**WHAT IS ASKED**
Reproduce each line of the listing exactly.

**INPUT FOR THIS TASK**

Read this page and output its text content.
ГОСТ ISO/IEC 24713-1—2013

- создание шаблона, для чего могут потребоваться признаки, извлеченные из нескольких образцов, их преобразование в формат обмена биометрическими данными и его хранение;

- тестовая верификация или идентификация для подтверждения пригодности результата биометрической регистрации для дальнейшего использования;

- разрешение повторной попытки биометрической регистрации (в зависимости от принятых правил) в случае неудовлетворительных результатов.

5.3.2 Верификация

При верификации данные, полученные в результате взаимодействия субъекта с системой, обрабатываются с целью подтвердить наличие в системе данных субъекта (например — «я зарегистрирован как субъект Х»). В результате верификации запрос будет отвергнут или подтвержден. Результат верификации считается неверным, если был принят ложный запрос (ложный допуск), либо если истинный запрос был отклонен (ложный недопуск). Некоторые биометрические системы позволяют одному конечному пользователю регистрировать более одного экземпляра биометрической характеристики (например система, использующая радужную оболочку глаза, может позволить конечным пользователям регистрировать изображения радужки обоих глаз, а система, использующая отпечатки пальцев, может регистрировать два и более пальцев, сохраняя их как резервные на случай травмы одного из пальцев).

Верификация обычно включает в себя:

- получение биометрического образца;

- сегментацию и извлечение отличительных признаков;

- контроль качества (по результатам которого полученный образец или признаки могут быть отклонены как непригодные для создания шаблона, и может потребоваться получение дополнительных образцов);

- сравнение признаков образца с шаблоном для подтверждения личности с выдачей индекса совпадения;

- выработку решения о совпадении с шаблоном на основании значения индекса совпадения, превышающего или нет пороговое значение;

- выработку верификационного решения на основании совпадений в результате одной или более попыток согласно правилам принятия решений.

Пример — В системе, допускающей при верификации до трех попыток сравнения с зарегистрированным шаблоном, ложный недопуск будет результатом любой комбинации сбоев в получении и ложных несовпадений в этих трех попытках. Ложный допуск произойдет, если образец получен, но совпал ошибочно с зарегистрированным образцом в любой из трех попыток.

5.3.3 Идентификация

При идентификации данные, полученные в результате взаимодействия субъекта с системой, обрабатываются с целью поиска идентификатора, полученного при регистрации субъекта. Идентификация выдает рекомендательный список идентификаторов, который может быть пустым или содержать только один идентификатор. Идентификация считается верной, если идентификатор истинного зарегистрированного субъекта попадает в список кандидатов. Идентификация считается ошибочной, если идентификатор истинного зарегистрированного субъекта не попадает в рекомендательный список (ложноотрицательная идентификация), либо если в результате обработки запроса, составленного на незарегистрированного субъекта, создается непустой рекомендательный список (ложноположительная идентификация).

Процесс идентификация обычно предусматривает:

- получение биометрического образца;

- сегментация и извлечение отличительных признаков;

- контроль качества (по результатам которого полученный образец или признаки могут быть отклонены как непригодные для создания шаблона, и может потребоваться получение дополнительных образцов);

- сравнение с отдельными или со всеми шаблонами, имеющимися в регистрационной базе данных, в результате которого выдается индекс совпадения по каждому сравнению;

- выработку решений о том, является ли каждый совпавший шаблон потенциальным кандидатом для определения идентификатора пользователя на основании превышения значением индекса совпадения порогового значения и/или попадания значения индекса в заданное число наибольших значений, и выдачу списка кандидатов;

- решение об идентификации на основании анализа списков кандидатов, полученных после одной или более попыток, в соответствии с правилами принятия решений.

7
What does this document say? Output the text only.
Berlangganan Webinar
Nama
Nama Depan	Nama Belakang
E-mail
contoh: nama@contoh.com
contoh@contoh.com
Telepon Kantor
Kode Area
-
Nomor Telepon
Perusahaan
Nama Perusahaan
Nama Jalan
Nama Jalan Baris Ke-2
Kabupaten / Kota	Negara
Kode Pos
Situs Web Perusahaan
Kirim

**WRITTEN RESPONSE**
Read this page and output its text content.
ГОСТ ISO/IEC 24713-1—2013

- создание шаблона, для чего могут потребоваться признаки, извлеченные из нескольких образцов, их преобразование в формат обмена биометрическими данными и его хранение;

- тестовая верификация или идентификация для подтверждения пригодности результата биометрической регистрации для дальнейшего использования;

- разрешение повторной попытки биометрической регистрации (в зависимости от принятых правил) в случае неудовлетворительных результатов.

5.3.2 Верификация

При верификации данные, полученные в результате взаимодействия субъекта с системой, обрабатываются с целью подтвердить наличие в системе данных субъекта (например — «я зарегистрирован как субъект Х»). В результате верификации запрос будет отвергнут или подтвержден. Результат верификации считается неверным, если был принят ложный запрос (ложный допуск), либо если истинный запрос был отклонен (ложный недопуск). Некоторые биометрические системы позволяют одному конечному пользователю регистрировать более одного экземпляра биометрической характеристики (например система, использующая радужную оболочку глаза, может позволить конечным пользователям регистрировать изображения радужки обоих глаз, а система, использующая отпечатки пальцев, может регистрировать два и более пальцев, сохраняя их как резервные на случай травмы одного из пальцев).

Верификация обычно включает в себя:

- получение биометрического образца;

- сегментацию и извлечение отличительных признаков;

- контроль качества (по результатам которого полученный образец или признаки могут быть отклонены как непригодные для создания шаблона, и может потребоваться получение дополнительных образцов);

- сравнение признаков образца с шаблоном для подтверждения личности с выдачей индекса совпадения;

- выработку решения о совпадении с шаблоном на основании значения индекса совпадения, превышающего или нет пороговое значение;

- выработку верификационного решения на основании совпадений в результате одной или более попыток согласно правилам принятия решений.

Пример — В системе, допускающей при верификации до трех попыток сравнения с зарегистрированным шаблоном, ложный недопуск будет результатом любой комбинации сбоев в получении и ложных несовпадений в этих трех попытках. Ложный допуск произойдет, если образец получен, но совпал ошибочно с зарегистрированным образцом в любой из трех попыток.

5.3.3 Идентификация

При идентификации данные, полученные в результате взаимодействия субъекта с системой, обрабатываются с целью поиска идентификатора, полученного при регистрации субъекта. Идентификация выдает рекомендательный список идентификаторов, который может быть пустым или содержать только один идентификатор. Идентификация считается верной, если идентификатор истинного зарегистрированного субъекта попадает в список кандидатов. Идентификация считается ошибочной, если идентификатор истинного зарегистрированного субъекта не попадает в рекомендательный список (ложноотрицательная идентификация), либо если в результате обработки запроса, составленного на незарегистрированного субъекта, создается непустой рекомендательный список (ложноположительная идентификация).

Процесс идентификация обычно предусматривает:

- получение биометрического образца;

- сегментация и извлечение отличительных признаков;

- контроль качества (по результатам которого полученный образец или признаки могут быть отклонены как непригодные для создания шаблона, и может потребоваться получение дополнительных образцов);

- сравнение с отдельными или со всеми шаблонами, имеющимися в регистрационной базе данных, в результате которого выдается индекс совпадения по каждому сравнению;

- выработку решений о том, является ли каждый совпавший шаблон потенциальным кандидатом для определения идентификатора пользователя на основании превышения значением индекса совпадения порогового значения и/или попадания значения индекса в заданное число наибольших значений, и выдачу списка кандидатов;

- решение об идентификации на основании анализа списков кандидатов, полученных после одной или более попыток, в соответствии с правилами принятия решений.

7
What does this document say? Output the text only.
Berlangganan Webinar
Nama
Nama Depan	Nama Belakang
E-mail
contoh: nama@contoh.com
contoh@contoh.com
Telepon Kantor
Kode Area
-
Nomor Telepon
Perusahaan
Nama Perusahaan
Nama Jalan
Nama Jalan Baris Ke-2
Kabupaten / Kota	Negara
Kode Pos
Situs Web Perusahaan
Kirim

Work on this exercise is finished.